We are in the midst of a massive global social experiment that challenges the nature of our day-to-day, face-to-face training, meetings and work. What does it mean to work if you cannot meet face to face with colleagues or clients? How can employees and lifelong learners train and acquire new skills if they cannot have the group-based, facilitated training sessions that have been the norm for decades? How can leaders manage the performance of their remote teams and gain real-time engagement and feedback?
Long after the lockdowns are over, one permanent effect of the COVID-19 pandemic will be changes to traditional modes of learning, communicating and working in the modern world. Just what will that experience of training, engaging and working look like in this new “low-touch” economy?
I believe that on the other side of this pandemic, we will see a shift in mindset about what “training” really means. There will be a new openness about the development of digital skills and, ultimately, a more inclusive approach to how we choose the technologies we use for training.
Mindset Shifts
How long have we heard that widespread work-from-home policies were impractical for most businesses? How long have we been told that in-person, face-to-face training was the only real way to learn? Thanks to the pandemic, we know that neither of those statements is true, after all.
Many companies were thrust unprepared into remote work and remote learning and had to adapt quickly to the new reality. And adapt they have — while there are businesses that will always need face-to-face interaction, for many roles in most “white-collar” industries, one of the most lasting repercussions of COVID-19 will be the end of “face-to-face is best” thinking. With so many businesses able to maintain service levels remotely, the idea that work needs to return to in-office, face-to-face interactions is neither tenable nor necessarily the most effective.
For most businesses, online training will move from something seen as a “nice-to-have” to an accepted, “must-have” part of a blended working and learning environment. It will become part of the “new normal.”
The Development of New Digital Skills
The shifting mindset brought about by the pandemic will also impact how training happens and how new skills are acquired in the workplace. The current model is heavily focused on either group-based, instructor-led training (ILT) or webinars, mostly for technical or compliance training. The latter approach is often little more than slide decks, followed by a Q&A session.
I believe that, in the wake of the pandemic, traditional instructional design will likely be replaced with more modern thinking about mobile-first learning. Mobile instructional design can apply the science of adult learning to instructional opportunities that are increasingly mediated by smartphones, tablets and personal computers.

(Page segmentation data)

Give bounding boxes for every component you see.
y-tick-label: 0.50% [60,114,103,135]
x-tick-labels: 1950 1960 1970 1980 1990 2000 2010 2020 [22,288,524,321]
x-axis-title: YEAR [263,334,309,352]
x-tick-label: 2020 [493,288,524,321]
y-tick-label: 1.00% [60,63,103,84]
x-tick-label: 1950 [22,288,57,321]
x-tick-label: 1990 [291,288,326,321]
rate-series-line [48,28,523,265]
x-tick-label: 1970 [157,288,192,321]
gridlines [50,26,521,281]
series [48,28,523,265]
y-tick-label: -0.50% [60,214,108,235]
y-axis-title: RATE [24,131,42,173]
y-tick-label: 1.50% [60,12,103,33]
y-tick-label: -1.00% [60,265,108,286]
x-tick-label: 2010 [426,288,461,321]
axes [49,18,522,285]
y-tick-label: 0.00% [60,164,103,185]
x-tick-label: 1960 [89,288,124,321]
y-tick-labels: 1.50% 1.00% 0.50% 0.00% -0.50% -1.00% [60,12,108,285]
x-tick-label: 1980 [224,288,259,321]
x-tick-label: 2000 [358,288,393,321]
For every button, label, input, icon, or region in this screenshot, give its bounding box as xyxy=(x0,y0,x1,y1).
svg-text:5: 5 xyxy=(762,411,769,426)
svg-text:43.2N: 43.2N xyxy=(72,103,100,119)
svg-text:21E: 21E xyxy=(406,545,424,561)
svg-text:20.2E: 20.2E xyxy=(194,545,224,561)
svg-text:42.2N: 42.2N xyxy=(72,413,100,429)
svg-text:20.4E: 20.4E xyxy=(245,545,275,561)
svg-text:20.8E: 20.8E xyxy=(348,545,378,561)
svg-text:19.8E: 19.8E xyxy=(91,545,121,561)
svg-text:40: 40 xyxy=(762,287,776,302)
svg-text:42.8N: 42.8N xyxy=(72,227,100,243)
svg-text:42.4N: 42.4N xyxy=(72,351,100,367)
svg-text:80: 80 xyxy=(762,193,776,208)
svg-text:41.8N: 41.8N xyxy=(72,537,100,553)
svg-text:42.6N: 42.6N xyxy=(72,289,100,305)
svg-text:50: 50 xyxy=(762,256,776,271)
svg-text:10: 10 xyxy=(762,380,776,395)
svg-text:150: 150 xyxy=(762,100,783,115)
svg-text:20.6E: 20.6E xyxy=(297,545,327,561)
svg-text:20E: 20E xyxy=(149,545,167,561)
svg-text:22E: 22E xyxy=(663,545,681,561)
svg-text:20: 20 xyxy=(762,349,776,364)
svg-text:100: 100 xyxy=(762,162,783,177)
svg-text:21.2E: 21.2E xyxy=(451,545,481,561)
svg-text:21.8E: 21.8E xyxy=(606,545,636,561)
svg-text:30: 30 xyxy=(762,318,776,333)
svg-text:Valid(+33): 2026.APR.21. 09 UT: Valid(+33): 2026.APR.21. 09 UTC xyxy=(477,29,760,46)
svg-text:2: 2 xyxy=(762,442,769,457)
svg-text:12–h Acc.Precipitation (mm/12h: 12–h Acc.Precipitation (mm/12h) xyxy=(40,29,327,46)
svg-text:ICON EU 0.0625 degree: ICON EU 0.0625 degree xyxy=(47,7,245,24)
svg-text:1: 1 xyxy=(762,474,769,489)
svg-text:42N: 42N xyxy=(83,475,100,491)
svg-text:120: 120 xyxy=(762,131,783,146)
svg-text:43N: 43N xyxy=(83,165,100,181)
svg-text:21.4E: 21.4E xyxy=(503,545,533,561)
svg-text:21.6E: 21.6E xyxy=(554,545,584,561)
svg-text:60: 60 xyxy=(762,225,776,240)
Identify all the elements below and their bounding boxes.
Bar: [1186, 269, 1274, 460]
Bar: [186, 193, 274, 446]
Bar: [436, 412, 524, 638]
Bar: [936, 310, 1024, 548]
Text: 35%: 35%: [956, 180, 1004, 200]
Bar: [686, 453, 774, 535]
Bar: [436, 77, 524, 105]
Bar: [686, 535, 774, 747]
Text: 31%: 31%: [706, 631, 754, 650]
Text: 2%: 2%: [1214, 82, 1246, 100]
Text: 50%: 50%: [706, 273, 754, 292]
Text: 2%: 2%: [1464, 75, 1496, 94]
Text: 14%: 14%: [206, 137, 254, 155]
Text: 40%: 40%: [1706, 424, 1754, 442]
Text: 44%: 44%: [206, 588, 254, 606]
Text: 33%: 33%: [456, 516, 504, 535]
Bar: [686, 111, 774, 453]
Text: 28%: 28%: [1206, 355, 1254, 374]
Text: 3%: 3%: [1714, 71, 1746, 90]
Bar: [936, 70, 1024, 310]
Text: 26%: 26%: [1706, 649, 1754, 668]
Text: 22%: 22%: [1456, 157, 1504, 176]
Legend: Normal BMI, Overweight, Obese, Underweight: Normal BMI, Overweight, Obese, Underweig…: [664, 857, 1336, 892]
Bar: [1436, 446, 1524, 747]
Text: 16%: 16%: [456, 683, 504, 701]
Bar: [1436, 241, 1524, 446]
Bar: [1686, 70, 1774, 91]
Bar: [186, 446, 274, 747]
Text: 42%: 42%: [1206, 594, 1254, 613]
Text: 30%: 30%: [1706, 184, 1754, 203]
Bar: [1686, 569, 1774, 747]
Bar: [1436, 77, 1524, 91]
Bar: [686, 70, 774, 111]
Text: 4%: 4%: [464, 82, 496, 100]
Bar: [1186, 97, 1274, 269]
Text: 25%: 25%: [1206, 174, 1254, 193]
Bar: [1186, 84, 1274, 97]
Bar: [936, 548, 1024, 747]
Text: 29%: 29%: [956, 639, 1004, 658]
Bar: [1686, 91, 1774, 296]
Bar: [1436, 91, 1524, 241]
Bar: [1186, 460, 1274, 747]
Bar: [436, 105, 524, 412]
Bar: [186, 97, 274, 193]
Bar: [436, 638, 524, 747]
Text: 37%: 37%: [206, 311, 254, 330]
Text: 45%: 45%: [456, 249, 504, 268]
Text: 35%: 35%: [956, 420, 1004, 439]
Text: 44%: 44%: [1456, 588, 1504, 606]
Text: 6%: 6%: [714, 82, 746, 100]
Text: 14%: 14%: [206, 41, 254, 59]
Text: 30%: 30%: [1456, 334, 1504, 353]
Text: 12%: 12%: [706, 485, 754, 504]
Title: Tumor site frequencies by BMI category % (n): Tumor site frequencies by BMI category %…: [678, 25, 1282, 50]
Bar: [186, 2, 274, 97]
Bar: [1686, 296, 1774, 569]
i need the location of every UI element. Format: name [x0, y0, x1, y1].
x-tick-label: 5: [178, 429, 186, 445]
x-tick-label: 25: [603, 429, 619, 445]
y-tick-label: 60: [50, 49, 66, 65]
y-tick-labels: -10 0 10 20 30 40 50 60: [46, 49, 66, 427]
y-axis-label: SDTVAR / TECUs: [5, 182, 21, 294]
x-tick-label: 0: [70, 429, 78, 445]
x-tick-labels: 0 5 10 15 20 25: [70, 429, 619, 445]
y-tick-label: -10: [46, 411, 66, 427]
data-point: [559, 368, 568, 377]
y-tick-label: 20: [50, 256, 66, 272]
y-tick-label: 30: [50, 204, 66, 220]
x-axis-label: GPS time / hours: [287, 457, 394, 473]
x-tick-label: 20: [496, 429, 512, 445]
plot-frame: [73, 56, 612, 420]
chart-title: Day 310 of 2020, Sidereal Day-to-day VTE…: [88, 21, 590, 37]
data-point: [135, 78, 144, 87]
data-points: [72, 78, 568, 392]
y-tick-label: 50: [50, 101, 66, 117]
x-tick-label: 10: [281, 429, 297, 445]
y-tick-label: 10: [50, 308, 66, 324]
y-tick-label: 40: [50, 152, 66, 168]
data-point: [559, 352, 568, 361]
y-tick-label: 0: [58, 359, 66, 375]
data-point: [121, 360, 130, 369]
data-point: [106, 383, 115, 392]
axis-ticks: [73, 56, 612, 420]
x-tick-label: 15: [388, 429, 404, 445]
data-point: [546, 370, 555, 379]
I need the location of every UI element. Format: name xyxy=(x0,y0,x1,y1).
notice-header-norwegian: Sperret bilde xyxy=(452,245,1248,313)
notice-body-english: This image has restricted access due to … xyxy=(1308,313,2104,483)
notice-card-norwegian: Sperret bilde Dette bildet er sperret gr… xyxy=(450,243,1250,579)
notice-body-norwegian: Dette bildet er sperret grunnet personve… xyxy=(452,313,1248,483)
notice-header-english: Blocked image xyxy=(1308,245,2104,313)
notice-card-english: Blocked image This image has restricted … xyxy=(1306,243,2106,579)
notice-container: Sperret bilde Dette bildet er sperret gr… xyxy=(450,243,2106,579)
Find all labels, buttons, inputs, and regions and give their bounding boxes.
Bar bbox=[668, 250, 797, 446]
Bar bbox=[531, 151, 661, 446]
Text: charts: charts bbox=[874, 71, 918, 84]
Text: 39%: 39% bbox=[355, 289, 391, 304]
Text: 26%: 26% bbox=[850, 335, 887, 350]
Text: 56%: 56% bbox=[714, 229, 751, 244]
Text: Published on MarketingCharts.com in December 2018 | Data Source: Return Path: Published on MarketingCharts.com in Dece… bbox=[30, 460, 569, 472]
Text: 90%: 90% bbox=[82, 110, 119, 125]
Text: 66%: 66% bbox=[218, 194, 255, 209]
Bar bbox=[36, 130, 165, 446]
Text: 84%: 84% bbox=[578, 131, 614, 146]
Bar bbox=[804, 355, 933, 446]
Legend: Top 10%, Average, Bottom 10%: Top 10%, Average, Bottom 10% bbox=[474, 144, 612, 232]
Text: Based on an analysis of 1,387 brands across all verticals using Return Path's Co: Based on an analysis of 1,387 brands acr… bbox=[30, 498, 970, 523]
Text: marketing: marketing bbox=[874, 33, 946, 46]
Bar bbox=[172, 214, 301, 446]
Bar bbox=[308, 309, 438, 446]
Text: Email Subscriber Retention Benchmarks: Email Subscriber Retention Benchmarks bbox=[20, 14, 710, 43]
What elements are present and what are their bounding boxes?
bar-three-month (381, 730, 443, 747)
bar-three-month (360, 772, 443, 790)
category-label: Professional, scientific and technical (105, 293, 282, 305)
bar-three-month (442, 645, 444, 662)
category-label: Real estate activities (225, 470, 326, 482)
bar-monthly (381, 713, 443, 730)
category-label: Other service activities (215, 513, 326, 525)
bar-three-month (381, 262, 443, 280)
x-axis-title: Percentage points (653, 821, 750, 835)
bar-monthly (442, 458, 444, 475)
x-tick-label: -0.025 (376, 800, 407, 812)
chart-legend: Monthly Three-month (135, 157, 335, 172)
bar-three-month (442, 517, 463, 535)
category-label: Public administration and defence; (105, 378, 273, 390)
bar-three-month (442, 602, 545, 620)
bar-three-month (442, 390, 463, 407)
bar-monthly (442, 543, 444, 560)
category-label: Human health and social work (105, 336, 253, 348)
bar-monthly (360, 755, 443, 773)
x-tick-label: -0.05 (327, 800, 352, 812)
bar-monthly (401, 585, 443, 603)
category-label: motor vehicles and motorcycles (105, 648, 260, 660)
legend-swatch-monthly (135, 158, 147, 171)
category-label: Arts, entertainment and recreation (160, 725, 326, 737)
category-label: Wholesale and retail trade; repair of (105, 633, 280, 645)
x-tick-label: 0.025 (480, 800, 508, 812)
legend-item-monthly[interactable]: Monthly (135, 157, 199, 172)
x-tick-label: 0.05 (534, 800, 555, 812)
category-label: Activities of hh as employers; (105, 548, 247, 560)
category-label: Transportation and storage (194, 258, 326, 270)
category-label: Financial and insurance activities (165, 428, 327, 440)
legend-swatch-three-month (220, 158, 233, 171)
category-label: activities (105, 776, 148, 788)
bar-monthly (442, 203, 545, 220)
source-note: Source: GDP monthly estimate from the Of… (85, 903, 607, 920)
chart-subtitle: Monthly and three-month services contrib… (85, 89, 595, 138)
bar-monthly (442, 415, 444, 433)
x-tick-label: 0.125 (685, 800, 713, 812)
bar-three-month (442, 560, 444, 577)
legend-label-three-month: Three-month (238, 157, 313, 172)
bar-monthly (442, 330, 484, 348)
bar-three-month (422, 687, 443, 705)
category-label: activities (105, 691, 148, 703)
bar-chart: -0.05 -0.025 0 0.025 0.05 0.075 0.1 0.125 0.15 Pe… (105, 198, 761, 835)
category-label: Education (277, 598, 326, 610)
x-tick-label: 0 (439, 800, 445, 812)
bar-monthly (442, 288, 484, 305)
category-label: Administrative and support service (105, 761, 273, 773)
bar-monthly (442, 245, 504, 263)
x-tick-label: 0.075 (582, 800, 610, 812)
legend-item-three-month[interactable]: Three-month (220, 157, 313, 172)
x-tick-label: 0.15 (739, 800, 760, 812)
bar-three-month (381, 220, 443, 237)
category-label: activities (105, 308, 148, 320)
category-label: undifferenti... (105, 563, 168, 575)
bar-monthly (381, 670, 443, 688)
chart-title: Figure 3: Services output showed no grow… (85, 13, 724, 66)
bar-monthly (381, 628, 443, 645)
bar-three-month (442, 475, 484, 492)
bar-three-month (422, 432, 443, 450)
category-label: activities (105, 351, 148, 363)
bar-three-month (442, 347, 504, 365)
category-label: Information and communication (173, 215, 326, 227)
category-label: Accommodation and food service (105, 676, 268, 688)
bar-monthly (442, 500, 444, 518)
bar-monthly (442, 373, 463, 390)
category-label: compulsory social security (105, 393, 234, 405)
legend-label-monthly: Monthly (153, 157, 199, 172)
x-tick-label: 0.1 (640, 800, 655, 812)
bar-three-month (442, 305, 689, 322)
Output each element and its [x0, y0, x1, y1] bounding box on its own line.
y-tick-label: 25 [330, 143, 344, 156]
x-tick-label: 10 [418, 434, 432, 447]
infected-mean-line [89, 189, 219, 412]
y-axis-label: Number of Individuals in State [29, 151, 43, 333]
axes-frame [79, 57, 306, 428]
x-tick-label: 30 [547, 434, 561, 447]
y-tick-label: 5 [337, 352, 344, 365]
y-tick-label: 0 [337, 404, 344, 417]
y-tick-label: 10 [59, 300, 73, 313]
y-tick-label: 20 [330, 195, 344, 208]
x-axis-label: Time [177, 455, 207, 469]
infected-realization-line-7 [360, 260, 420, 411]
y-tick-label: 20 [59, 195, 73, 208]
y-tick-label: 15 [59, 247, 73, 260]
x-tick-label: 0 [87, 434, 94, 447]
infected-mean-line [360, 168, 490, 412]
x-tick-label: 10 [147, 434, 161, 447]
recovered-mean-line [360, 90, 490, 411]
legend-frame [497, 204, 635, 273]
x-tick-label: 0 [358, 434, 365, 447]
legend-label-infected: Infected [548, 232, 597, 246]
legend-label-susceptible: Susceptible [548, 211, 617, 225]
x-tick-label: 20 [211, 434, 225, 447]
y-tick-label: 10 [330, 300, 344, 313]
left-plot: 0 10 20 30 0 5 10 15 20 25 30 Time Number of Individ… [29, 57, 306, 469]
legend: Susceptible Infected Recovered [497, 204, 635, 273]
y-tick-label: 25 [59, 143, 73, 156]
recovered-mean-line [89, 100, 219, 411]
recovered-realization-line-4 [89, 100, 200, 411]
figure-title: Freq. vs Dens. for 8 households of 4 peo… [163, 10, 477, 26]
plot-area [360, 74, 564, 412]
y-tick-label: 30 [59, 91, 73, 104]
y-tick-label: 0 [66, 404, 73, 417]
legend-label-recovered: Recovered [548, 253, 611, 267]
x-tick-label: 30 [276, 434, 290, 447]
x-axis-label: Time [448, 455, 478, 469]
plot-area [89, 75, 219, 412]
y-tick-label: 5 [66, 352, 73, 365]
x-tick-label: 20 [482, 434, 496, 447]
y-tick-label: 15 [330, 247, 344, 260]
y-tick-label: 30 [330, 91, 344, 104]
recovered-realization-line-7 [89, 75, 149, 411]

• WORK ORDER A
Does each statement agree with the article on training after the pandemic? Answer yes or no for each, quoting the words that decide it. (i) The current training model relies mostly on group-based, instructor-led sessions or webinars. (ii) Every business will be able to do without face-to-face interaction. (iii) Online training will come to be treated as a must-have rather than a nice-to-have.
• WORK ORDER B
Reproduce word for word the passage of the article on training after the pandemic starting at "I believe that on" and ending at "true, after all.".
Answer from the article on training after the pandemic alone, without the listing.

• WRITTEN REPLY A
(i) Yes: "The current model is heavily focused on either group-based, instructor-led training (ILT) or webinars"
(ii) No: "while there are businesses that will always need face-to-face interaction"
(iii) Yes: "online training will move from something seen as a “nice-to-have” to an accepted, “must-have” part of a blended working and learning environment"

• WRITTEN REPLY B
I believe that on the other side of this pandemic, we will see a shift in mindset about what “training” really means. There will be a new openness about the development of digital skills and, ultimately, a more inclusive approach to how we choose the technologies we use for training.
Mindset Shifts
How long have we heard that widespread work-from-home policies were impractical for most businesses? How long have we been told that in-person, face-to-face training was the only real way to learn? Thanks to the pandemic, we know that neither of those statements is true, after all.